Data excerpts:
[BEGIN]

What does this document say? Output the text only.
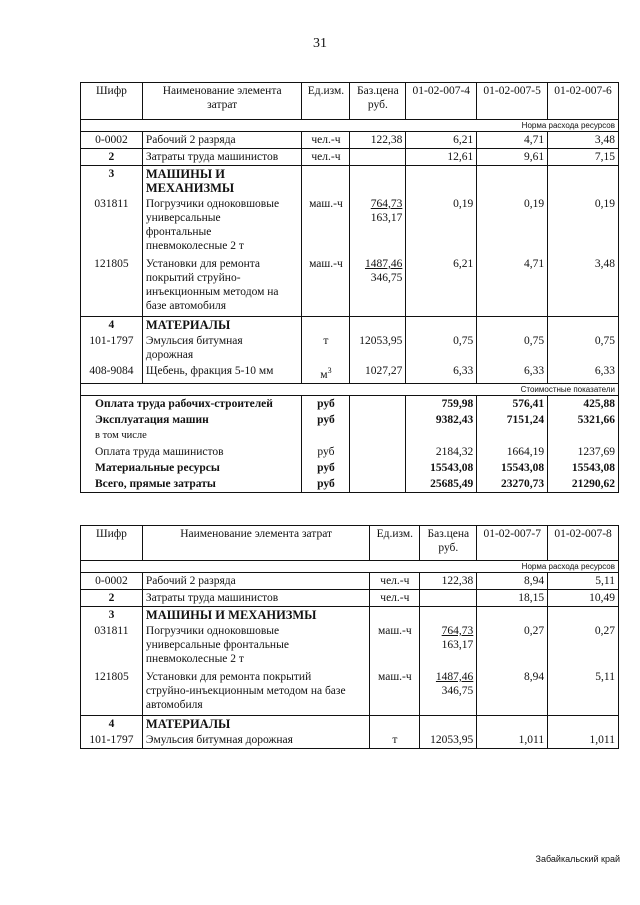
31
Шифр	Наименование элемента
затрат	Ед.изм.	Баз.цена
руб.	01-02-007-4	01-02-007-5	01-02-007-6
Норма расхода ресурсов						
0-0002	Рабочий 2 разряда	чел.-ч	122,38	6,21	4,71	3,48
2	Затраты труда машинистов	чел.-ч		12,61	9,61	7,15
3	МАШИНЫ И
МЕХАНИЗМЫ					
031811	Погрузчики одноковшовые
универсальные
фронтальные
пневмоколесные 2 т	маш.-ч	764,73
163,17	0,19	0,19	0,19
121805	Установки для ремонта
покрытий струйно-
инъекционным методом на
базе автомобиля	маш.-ч	1487,46
346,75	6,21	4,71	3,48
4	МАТЕРИАЛЫ					
101-1797	Эмульсия битумная
дорожная	т	12053,95	0,75	0,75	0,75
408-9084	Щебень, фракция 5-10 мм	$м^3$	1027,27	6,33	6,33	6,33
Стоимостные показатели						
Оплата труда рабочих-строителей		руб		759,98	576,41	425,88
Эксплуатация машин		руб		9382,43	7151,24	5321,66
в том числе						
Оплата труда машинистов		руб		2184,32	1664,19	1237,69
Материальные ресурсы		руб		15543,08	15543,08	15543,08
Всего, прямые затраты		руб		25685,49	23270,73	21290,62
Шифр	Наименование элемента затрат	Ед.изм.	Баз.цена
руб.	01-02-007-7	01-02-007-8
Норма расхода ресурсов					
0-0002	Рабочий 2 разряда	чел.-ч	122,38	8,94	5,11
2	Затраты труда машинистов	чел.-ч		18,15	10,49
3	МАШИНЫ И МЕХАНИЗМЫ				
031811	Погрузчики одноковшовые
универсальные фронтальные
пневмоколесные 2 т	маш.-ч	764,73
163,17	0,27	0,27
121805	Установки для ремонта покрытий
струйно-инъекционным методом на базе
автомобиля	маш.-ч	1487,46
346,75	8,94	5,11
4	МАТЕРИАЛЫ				
101-1797	Эмульсия битумная дорожная	т	12053,95	1,011	1,011
Забайкальский край
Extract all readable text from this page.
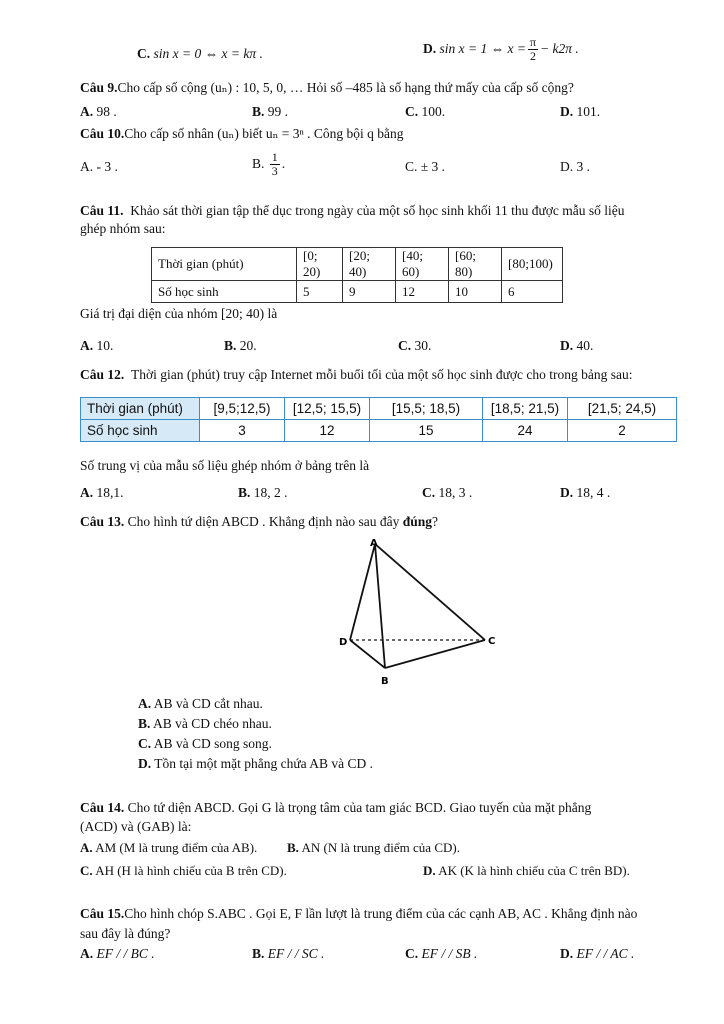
C. sin x = 0 ⇔ x = kπ .	D. sin x = 1 ⇔ $x = \frac{\pi}{2} - k2\pi$ .
Câu 9.Cho cấp số cộng (uₙ) : 10, 5, 0, … Hỏi số –485 là số hạng thứ mấy của cấp số cộng?
A. 98 .	B. 99 .	C. 100.	D. 101.
Câu 10.Cho cấp số nhân (uₙ) biết uₙ = 3ⁿ . Công bội q bằng
A. - 3 .	B. $\frac{1}{3}$ .	C. ± 3 .	D. 3 .
Câu 11. Khảo sát thời gian tập thể dục trong ngày của một số học sinh khối 11 thu được mẫu số liệu
ghép nhóm sau:
Thời gian (phút)	[0; 20)	[20; 40)	[40; 60)	[60; 80)	[80;100)
Số học sinh	5	9	12	10	6
Giá trị đại diện của nhóm [20; 40) là
A. 10.	B. 20.	C. 30.	D. 40.
Câu 12. Thời gian (phút) truy cập Internet mỗi buổi tối của một số học sinh được cho trong bảng sau:
Thời gian (phút)	[9,5;12,5)	[12,5; 15,5)	[15,5; 18,5)	[18,5; 21,5)	[21,5; 24,5)
Số học sinh	3	12	15	24	2
Số trung vị của mẫu số liệu ghép nhóm ở bảng trên là
A. 18,1.	B. 18, 2 .	C. 18, 3 .	D. 18, 4 .
Câu 13. Cho hình tứ diện ABCD . Khẳng định nào sau đây đúng?
A
D	C
B
A. AB và CD cắt nhau.
B. AB và CD chéo nhau.
C. AB và CD song song.
D. Tồn tại một mặt phẳng chứa AB và CD .
Câu 14. Cho tứ diện ABCD. Gọi G là trọng tâm của tam giác BCD. Giao tuyến của mặt phẳng
(ACD) và (GAB) là:
A. AM (M là trung điểm của AB). B. AN (N là trung điểm của CD).
C. AH (H là hình chiếu của B trên CD).	D. AK (K là hình chiếu của C trên BD).
Câu 15.Cho hình chóp S.ABC . Gọi E, F lần lượt là trung điểm của các cạnh AB, AC . Khẳng định nào
sau đây là đúng?
A. EF / / BC .	B. EF / / SC .	C. EF / / SB .	D. EF / / AC .
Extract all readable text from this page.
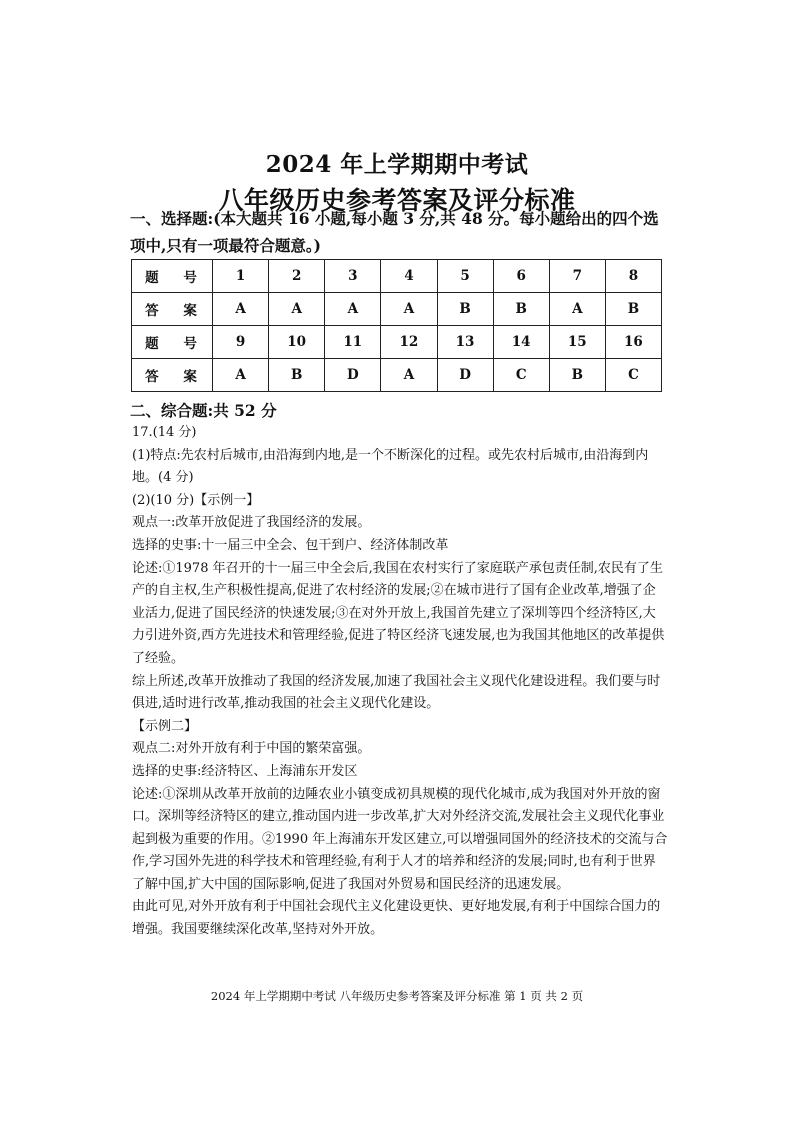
2024 年上学期期中考试
八年级历史参考答案及评分标准
一、选择题:(本大题共 16 小题,每小题 3 分,共 48 分。每小题给出的四个选项中,只有一项最符合题意。)
题 号	1	2	3	4	5	6	7	8
答 案	A	A	A	A	B	B	A	B
题 号	9	10	11	12	13	14	15	16
答 案	A	B	D	A	D	C	B	C
二、综合题:共 52 分

17.(14 分)

(1)特点:先农村后城市,由沿海到内地,是一个不断深化的过程。或先农村后城市,由沿海到内地。(4 分)

(2)(10 分)【示例一】

观点一:改革开放促进了我国经济的发展。

选择的史事:十一届三中全会、包干到户、经济体制改革

论述:①1978 年召开的十一届三中全会后,我国在农村实行了家庭联产承包责任制,农民有了生产的自主权,生产积极性提高,促进了农村经济的发展;②在城市进行了国有企业改革,增强了企业活力,促进了国民经济的快速发展;③在对外开放上,我国首先建立了深圳等四个经济特区,大力引进外资,西方先进技术和管理经验,促进了特区经济飞速发展,也为我国其他地区的改革提供了经验。

综上所述,改革开放推动了我国的经济发展,加速了我国社会主义现代化建设进程。我们要与时俱进,适时进行改革,推动我国的社会主义现代化建设。

【示例二】

观点二:对外开放有利于中国的繁荣富强。

选择的史事:经济特区、上海浦东开发区

论述:①深圳从改革开放前的边陲农业小镇变成初具规模的现代化城市,成为我国对外开放的窗口。深圳等经济特区的建立,推动国内进一步改革,扩大对外经济交流,发展社会主义现代化事业起到极为重要的作用。②1990 年上海浦东开发区建立,可以增强同国外的经济技术的交流与合作,学习国外先进的科学技术和管理经验,有利于人才的培养和经济的发展;同时,也有利于世界了解中国,扩大中国的国际影响,促进了我国对外贸易和国民经济的迅速发展。

由此可见,对外开放有利于中国社会现代主义化建设更快、更好地发展,有利于中国综合国力的增强。我国要继续深化改革,坚持对外开放。

2024 年上学期期中考试 八年级历史参考答案及评分标准 第 1 页 共 2 页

[END]

Stated exercise — Reproduce the data above in full, exactly as it is, with the pictures left out.

Written solution —
What does this document say? Output the text only.
31
Шифр	Наименование элемента
затрат	Ед.изм.	Баз.цена
руб.	01-02-007-4	01-02-007-5	01-02-007-6
Норма расхода ресурсов						
0-0002	Рабочий 2 разряда	чел.-ч	122,38	6,21	4,71	3,48
2	Затраты труда машинистов	чел.-ч		12,61	9,61	7,15
3	МАШИНЫ И
МЕХАНИЗМЫ					
031811	Погрузчики одноковшовые
универсальные
фронтальные
пневмоколесные 2 т	маш.-ч	764,73
163,17	0,19	0,19	0,19
121805	Установки для ремонта
покрытий струйно-
инъекционным методом на
базе автомобиля	маш.-ч	1487,46
346,75	6,21	4,71	3,48
4	МАТЕРИАЛЫ					
101-1797	Эмульсия битумная
дорожная	т	12053,95	0,75	0,75	0,75
408-9084	Щебень, фракция 5-10 мм	$м^3$	1027,27	6,33	6,33	6,33
Стоимостные показатели						
Оплата труда рабочих-строителей		руб		759,98	576,41	425,88
Эксплуатация машин		руб		9382,43	7151,24	5321,66
в том числе						
Оплата труда машинистов		руб		2184,32	1664,19	1237,69
Материальные ресурсы		руб		15543,08	15543,08	15543,08
Всего, прямые затраты		руб		25685,49	23270,73	21290,62
Шифр	Наименование элемента затрат	Ед.изм.	Баз.цена
руб.	01-02-007-7	01-02-007-8
Норма расхода ресурсов					
0-0002	Рабочий 2 разряда	чел.-ч	122,38	8,94	5,11
2	Затраты труда машинистов	чел.-ч		18,15	10,49
3	МАШИНЫ И МЕХАНИЗМЫ				
031811	Погрузчики одноковшовые
универсальные фронтальные
пневмоколесные 2 т	маш.-ч	764,73
163,17	0,27	0,27
121805	Установки для ремонта покрытий
струйно-инъекционным методом на базе
автомобиля	маш.-ч	1487,46
346,75	8,94	5,11
4	МАТЕРИАЛЫ				
101-1797	Эмульсия битумная дорожная	т	12053,95	1,011	1,011
Забайкальский край
Extract all readable text from this page.
C. sin x = 0 ⇔ x = kπ .	D. sin x = 1 ⇔ $x = \frac{\pi}{2} - k2\pi$ .
Câu 9.Cho cấp số cộng (uₙ) : 10, 5, 0, … Hỏi số –485 là số hạng thứ mấy của cấp số cộng?
A. 98 .	B. 99 .	C. 100.	D. 101.
Câu 10.Cho cấp số nhân (uₙ) biết uₙ = 3ⁿ . Công bội q bằng
A. - 3 .	B. $\frac{1}{3}$ .	C. ± 3 .	D. 3 .
Câu 11. Khảo sát thời gian tập thể dục trong ngày của một số học sinh khối 11 thu được mẫu số liệu
ghép nhóm sau:
Thời gian (phút)	[0; 20)	[20; 40)	[40; 60)	[60; 80)	[80;100)
Số học sinh	5	9	12	10	6
Giá trị đại diện của nhóm [20; 40) là
A. 10.	B. 20.	C. 30.	D. 40.
Câu 12. Thời gian (phút) truy cập Internet mỗi buổi tối của một số học sinh được cho trong bảng sau:
Thời gian (phút)	[9,5;12,5)	[12,5; 15,5)	[15,5; 18,5)	[18,5; 21,5)	[21,5; 24,5)
Số học sinh	3	12	15	24	2
Số trung vị của mẫu số liệu ghép nhóm ở bảng trên là
A. 18,1.	B. 18, 2 .	C. 18, 3 .	D. 18, 4 .
Câu 13. Cho hình tứ diện ABCD . Khẳng định nào sau đây đúng?
A
D	C
B
A. AB và CD cắt nhau.
B. AB và CD chéo nhau.
C. AB và CD song song.
D. Tồn tại một mặt phẳng chứa AB và CD .
Câu 14. Cho tứ diện ABCD. Gọi G là trọng tâm của tam giác BCD. Giao tuyến của mặt phẳng
(ACD) và (GAB) là:
A. AM (M là trung điểm của AB). B. AN (N là trung điểm của CD).
C. AH (H là hình chiếu của B trên CD).	D. AK (K là hình chiếu của C trên BD).
Câu 15.Cho hình chóp S.ABC . Gọi E, F lần lượt là trung điểm của các cạnh AB, AC . Khẳng định nào
sau đây là đúng?
A. EF / / BC .	B. EF / / SC .	C. EF / / SB .	D. EF / / AC .
Extract all readable text from this page.
2024 年上学期期中考试
八年级历史参考答案及评分标准
一、选择题:(本大题共 16 小题,每小题 3 分,共 48 分。每小题给出的四个选项中,只有一项最符合题意。)
题 号	1	2	3	4	5	6	7	8
答 案	A	A	A	A	B	B	A	B
题 号	9	10	11	12	13	14	15	16
答 案	A	B	D	A	D	C	B	C
二、综合题:共 52 分

17.(14 分)

(1)特点:先农村后城市,由沿海到内地,是一个不断深化的过程。或先农村后城市,由沿海到内地。(4 分)

(2)(10 分)【示例一】

观点一:改革开放促进了我国经济的发展。

选择的史事:十一届三中全会、包干到户、经济体制改革

论述:①1978 年召开的十一届三中全会后,我国在农村实行了家庭联产承包责任制,农民有了生产的自主权,生产积极性提高,促进了农村经济的发展;②在城市进行了国有企业改革,增强了企业活力,促进了国民经济的快速发展;③在对外开放上,我国首先建立了深圳等四个经济特区,大力引进外资,西方先进技术和管理经验,促进了特区经济飞速发展,也为我国其他地区的改革提供了经验。

综上所述,改革开放推动了我国的经济发展,加速了我国社会主义现代化建设进程。我们要与时俱进,适时进行改革,推动我国的社会主义现代化建设。

【示例二】

观点二:对外开放有利于中国的繁荣富强。

选择的史事:经济特区、上海浦东开发区

论述:①深圳从改革开放前的边陲农业小镇变成初具规模的现代化城市,成为我国对外开放的窗口。深圳等经济特区的建立,推动国内进一步改革,扩大对外经济交流,发展社会主义现代化事业起到极为重要的作用。②1990 年上海浦东开发区建立,可以增强同国外的经济技术的交流与合作,学习国外先进的科学技术和管理经验,有利于人才的培养和经济的发展;同时,也有利于世界了解中国,扩大中国的国际影响,促进了我国对外贸易和国民经济的迅速发展。

由此可见,对外开放有利于中国社会现代主义化建设更快、更好地发展,有利于中国综合国力的增强。我国要继续深化改革,坚持对外开放。

2024 年上学期期中考试 八年级历史参考答案及评分标准 第 1 页 共 2 页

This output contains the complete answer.